> Work to do: Every entry here needs to be repeated exactly.
====== Record excerpts
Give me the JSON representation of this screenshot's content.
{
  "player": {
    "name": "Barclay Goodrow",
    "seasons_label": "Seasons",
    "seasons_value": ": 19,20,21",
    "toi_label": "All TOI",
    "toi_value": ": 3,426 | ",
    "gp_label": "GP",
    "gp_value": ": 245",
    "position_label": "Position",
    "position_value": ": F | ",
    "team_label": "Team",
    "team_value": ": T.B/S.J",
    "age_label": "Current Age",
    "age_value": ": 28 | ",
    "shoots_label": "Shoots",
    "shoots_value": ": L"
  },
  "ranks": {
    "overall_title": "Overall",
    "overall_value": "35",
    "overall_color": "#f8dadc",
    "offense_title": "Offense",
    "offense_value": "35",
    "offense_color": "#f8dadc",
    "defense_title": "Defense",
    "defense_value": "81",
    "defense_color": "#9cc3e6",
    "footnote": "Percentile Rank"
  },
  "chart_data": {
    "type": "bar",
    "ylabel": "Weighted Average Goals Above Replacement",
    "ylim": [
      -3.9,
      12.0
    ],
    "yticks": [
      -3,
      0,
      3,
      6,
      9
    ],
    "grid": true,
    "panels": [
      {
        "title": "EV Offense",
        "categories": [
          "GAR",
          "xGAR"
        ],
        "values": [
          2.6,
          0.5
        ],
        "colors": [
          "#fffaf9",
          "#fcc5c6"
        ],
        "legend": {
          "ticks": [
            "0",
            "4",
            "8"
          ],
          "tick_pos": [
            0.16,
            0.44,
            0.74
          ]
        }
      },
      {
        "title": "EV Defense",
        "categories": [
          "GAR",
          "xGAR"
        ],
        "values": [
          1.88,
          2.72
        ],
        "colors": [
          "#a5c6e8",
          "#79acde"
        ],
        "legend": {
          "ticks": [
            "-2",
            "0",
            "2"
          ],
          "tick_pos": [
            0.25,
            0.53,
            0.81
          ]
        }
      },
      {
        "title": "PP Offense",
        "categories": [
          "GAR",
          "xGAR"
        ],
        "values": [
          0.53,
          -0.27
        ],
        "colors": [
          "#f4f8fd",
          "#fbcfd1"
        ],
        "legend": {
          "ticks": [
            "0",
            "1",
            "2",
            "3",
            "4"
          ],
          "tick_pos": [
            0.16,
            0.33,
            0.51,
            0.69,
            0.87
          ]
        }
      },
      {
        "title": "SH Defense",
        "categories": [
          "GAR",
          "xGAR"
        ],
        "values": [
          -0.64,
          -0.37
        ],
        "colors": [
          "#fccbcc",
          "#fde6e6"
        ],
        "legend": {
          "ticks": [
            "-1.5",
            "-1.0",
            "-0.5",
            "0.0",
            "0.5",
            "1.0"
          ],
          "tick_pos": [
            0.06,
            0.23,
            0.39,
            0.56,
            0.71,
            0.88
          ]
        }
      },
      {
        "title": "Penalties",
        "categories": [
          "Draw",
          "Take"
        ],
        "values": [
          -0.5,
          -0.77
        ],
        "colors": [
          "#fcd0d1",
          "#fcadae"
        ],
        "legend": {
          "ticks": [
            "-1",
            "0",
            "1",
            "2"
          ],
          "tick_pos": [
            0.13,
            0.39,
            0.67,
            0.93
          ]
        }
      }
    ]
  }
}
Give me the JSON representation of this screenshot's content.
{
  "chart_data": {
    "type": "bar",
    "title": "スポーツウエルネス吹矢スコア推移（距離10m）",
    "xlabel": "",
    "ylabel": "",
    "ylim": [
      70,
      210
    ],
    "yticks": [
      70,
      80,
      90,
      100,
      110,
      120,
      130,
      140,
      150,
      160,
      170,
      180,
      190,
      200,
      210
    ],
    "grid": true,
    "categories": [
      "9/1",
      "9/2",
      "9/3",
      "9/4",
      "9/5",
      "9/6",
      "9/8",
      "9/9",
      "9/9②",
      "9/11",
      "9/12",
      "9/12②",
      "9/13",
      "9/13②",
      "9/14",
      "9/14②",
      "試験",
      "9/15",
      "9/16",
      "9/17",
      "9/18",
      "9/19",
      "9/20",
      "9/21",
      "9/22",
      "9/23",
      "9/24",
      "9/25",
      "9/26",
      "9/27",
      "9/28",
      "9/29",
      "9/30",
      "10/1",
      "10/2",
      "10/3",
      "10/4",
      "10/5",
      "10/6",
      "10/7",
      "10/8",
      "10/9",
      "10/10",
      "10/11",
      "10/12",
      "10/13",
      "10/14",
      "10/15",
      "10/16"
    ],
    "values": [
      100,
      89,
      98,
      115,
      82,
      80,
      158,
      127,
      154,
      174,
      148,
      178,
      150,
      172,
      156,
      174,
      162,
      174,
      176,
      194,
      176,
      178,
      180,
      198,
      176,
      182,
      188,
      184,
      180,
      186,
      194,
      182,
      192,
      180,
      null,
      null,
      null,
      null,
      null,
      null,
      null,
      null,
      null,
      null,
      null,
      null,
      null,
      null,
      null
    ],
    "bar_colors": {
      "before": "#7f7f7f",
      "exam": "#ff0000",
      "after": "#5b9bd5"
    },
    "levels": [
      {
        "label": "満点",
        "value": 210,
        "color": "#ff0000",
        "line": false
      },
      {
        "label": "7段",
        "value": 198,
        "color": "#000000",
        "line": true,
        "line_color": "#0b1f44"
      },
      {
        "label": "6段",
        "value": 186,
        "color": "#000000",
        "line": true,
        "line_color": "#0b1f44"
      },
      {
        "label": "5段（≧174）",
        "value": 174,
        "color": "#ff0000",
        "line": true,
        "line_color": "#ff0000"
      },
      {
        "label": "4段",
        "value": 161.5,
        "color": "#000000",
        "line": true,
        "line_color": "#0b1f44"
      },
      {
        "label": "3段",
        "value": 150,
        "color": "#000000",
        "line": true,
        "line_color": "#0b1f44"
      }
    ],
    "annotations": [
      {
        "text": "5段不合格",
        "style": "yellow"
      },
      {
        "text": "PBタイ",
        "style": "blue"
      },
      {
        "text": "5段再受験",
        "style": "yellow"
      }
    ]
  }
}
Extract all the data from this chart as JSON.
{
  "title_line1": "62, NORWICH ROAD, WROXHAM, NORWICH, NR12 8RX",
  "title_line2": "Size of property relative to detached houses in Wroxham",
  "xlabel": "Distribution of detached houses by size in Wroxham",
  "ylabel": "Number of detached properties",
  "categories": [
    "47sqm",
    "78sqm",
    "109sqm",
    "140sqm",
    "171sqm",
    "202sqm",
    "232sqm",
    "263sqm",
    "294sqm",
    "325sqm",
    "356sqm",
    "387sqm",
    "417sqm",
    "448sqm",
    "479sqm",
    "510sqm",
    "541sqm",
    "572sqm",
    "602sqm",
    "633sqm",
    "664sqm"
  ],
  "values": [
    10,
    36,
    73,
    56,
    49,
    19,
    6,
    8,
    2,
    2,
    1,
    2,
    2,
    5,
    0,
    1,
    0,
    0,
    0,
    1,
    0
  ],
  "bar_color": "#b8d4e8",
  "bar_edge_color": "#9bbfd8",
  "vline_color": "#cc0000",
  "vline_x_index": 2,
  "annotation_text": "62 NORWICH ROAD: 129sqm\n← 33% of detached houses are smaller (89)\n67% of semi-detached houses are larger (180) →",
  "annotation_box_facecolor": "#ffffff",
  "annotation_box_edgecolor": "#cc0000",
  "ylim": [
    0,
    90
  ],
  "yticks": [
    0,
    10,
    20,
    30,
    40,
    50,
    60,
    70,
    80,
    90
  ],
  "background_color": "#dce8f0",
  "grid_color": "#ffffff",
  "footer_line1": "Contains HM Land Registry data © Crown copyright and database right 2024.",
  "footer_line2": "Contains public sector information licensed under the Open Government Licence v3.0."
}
============
> Written solution:
Give me the JSON representation of this screenshot's content.
{
  "player": {
    "name": "Barclay Goodrow",
    "seasons_label": "Seasons",
    "seasons_value": ": 19,20,21",
    "toi_label": "All TOI",
    "toi_value": ": 3,426 | ",
    "gp_label": "GP",
    "gp_value": ": 245",
    "position_label": "Position",
    "position_value": ": F | ",
    "team_label": "Team",
    "team_value": ": T.B/S.J",
    "age_label": "Current Age",
    "age_value": ": 28 | ",
    "shoots_label": "Shoots",
    "shoots_value": ": L"
  },
  "ranks": {
    "overall_title": "Overall",
    "overall_value": "35",
    "overall_color": "#f8dadc",
    "offense_title": "Offense",
    "offense_value": "35",
    "offense_color": "#f8dadc",
    "defense_title": "Defense",
    "defense_value": "81",
    "defense_color": "#9cc3e6",
    "footnote": "Percentile Rank"
  },
  "chart_data": {
    "type": "bar",
    "ylabel": "Weighted Average Goals Above Replacement",
    "ylim": [
      -3.9,
      12.0
    ],
    "yticks": [
      -3,
      0,
      3,
      6,
      9
    ],
    "grid": true,
    "panels": [
      {
        "title": "EV Offense",
        "categories": [
          "GAR",
          "xGAR"
        ],
        "values": [
          2.6,
          0.5
        ],
        "colors": [
          "#fffaf9",
          "#fcc5c6"
        ],
        "legend": {
          "ticks": [
            "0",
            "4",
            "8"
          ],
          "tick_pos": [
            0.16,
            0.44,
            0.74
          ]
        }
      },
      {
        "title": "EV Defense",
        "categories": [
          "GAR",
          "xGAR"
        ],
        "values": [
          1.88,
          2.72
        ],
        "colors": [
          "#a5c6e8",
          "#79acde"
        ],
        "legend": {
          "ticks": [
            "-2",
            "0",
            "2"
          ],
          "tick_pos": [
            0.25,
            0.53,
            0.81
          ]
        }
      },
      {
        "title": "PP Offense",
        "categories": [
          "GAR",
          "xGAR"
        ],
        "values": [
          0.53,
          -0.27
        ],
        "colors": [
          "#f4f8fd",
          "#fbcfd1"
        ],
        "legend": {
          "ticks": [
            "0",
            "1",
            "2",
            "3",
            "4"
          ],
          "tick_pos": [
            0.16,
            0.33,
            0.51,
            0.69,
            0.87
          ]
        }
      },
      {
        "title": "SH Defense",
        "categories": [
          "GAR",
          "xGAR"
        ],
        "values": [
          -0.64,
          -0.37
        ],
        "colors": [
          "#fccbcc",
          "#fde6e6"
        ],
        "legend": {
          "ticks": [
            "-1.5",
            "-1.0",
            "-0.5",
            "0.0",
            "0.5",
            "1.0"
          ],
          "tick_pos": [
            0.06,
            0.23,
            0.39,
            0.56,
            0.71,
            0.88
          ]
        }
      },
      {
        "title": "Penalties",
        "categories": [
          "Draw",
          "Take"
        ],
        "values": [
          -0.5,
          -0.77
        ],
        "colors": [
          "#fcd0d1",
          "#fcadae"
        ],
        "legend": {
          "ticks": [
            "-1",
            "0",
            "1",
            "2"
          ],
          "tick_pos": [
            0.13,
            0.39,
            0.67,
            0.93
          ]
        }
      }
    ]
  }
}
Give me the JSON representation of this screenshot's content.
{
  "chart_data": {
    "type": "bar",
    "title": "スポーツウエルネス吹矢スコア推移（距離10m）",
    "xlabel": "",
    "ylabel": "",
    "ylim": [
      70,
      210
    ],
    "yticks": [
      70,
      80,
      90,
      100,
      110,
      120,
      130,
      140,
      150,
      160,
      170,
      180,
      190,
      200,
      210
    ],
    "grid": true,
    "categories": [
      "9/1",
      "9/2",
      "9/3",
      "9/4",
      "9/5",
      "9/6",
      "9/8",
      "9/9",
      "9/9②",
      "9/11",
      "9/12",
      "9/12②",
      "9/13",
      "9/13②",
      "9/14",
      "9/14②",
      "試験",
      "9/15",
      "9/16",
      "9/17",
      "9/18",
      "9/19",
      "9/20",
      "9/21",
      "9/22",
      "9/23",
      "9/24",
      "9/25",
      "9/26",
      "9/27",
      "9/28",
      "9/29",
      "9/30",
      "10/1",
      "10/2",
      "10/3",
      "10/4",
      "10/5",
      "10/6",
      "10/7",
      "10/8",
      "10/9",
      "10/10",
      "10/11",
      "10/12",
      "10/13",
      "10/14",
      "10/15",
      "10/16"
    ],
    "values": [
      100,
      89,
      98,
      115,
      82,
      80,
      158,
      127,
      154,
      174,
      148,
      178,
      150,
      172,
      156,
      174,
      162,
      174,
      176,
      194,
      176,
      178,
      180,
      198,
      176,
      182,
      188,
      184,
      180,
      186,
      194,
      182,
      192,
      180,
      null,
      null,
      null,
      null,
      null,
      null,
      null,
      null,
      null,
      null,
      null,
      null,
      null,
      null,
      null
    ],
    "bar_colors": {
      "before": "#7f7f7f",
      "exam": "#ff0000",
      "after": "#5b9bd5"
    },
    "levels": [
      {
        "label": "満点",
        "value": 210,
        "color": "#ff0000",
        "line": false
      },
      {
        "label": "7段",
        "value": 198,
        "color": "#000000",
        "line": true,
        "line_color": "#0b1f44"
      },
      {
        "label": "6段",
        "value": 186,
        "color": "#000000",
        "line": true,
        "line_color": "#0b1f44"
      },
      {
        "label": "5段（≧174）",
        "value": 174,
        "color": "#ff0000",
        "line": true,
        "line_color": "#ff0000"
      },
      {
        "label": "4段",
        "value": 161.5,
        "color": "#000000",
        "line": true,
        "line_color": "#0b1f44"
      },
      {
        "label": "3段",
        "value": 150,
        "color": "#000000",
        "line": true,
        "line_color": "#0b1f44"
      }
    ],
    "annotations": [
      {
        "text": "5段不合格",
        "style": "yellow"
      },
      {
        "text": "PBタイ",
        "style": "blue"
      },
      {
        "text": "5段再受験",
        "style": "yellow"
      }
    ]
  }
}
Extract all the data from this chart as JSON.
{
  "title_line1": "62, NORWICH ROAD, WROXHAM, NORWICH, NR12 8RX",
  "title_line2": "Size of property relative to detached houses in Wroxham",
  "xlabel": "Distribution of detached houses by size in Wroxham",
  "ylabel": "Number of detached properties",
  "categories": [
    "47sqm",
    "78sqm",
    "109sqm",
    "140sqm",
    "171sqm",
    "202sqm",
    "232sqm",
    "263sqm",
    "294sqm",
    "325sqm",
    "356sqm",
    "387sqm",
    "417sqm",
    "448sqm",
    "479sqm",
    "510sqm",
    "541sqm",
    "572sqm",
    "602sqm",
    "633sqm",
    "664sqm"
  ],
  "values": [
    10,
    36,
    73,
    56,
    49,
    19,
    6,
    8,
    2,
    2,
    1,
    2,
    2,
    5,
    0,
    1,
    0,
    0,
    0,
    1,
    0
  ],
  "bar_color": "#b8d4e8",
  "bar_edge_color": "#9bbfd8",
  "vline_color": "#cc0000",
  "vline_x_index": 2,
  "annotation_text": "62 NORWICH ROAD: 129sqm\n← 33% of detached houses are smaller (89)\n67% of semi-detached houses are larger (180) →",
  "annotation_box_facecolor": "#ffffff",
  "annotation_box_edgecolor": "#cc0000",
  "ylim": [
    0,
    90
  ],
  "yticks": [
    0,
    10,
    20,
    30,
    40,
    50,
    60,
    70,
    80,
    90
  ],
  "background_color": "#dce8f0",
  "grid_color": "#ffffff",
  "footer_line1": "Contains HM Land Registry data © Crown copyright and database right 2024.",
  "footer_line2": "Contains public sector information licensed under the Open Government Licence v3.0."
}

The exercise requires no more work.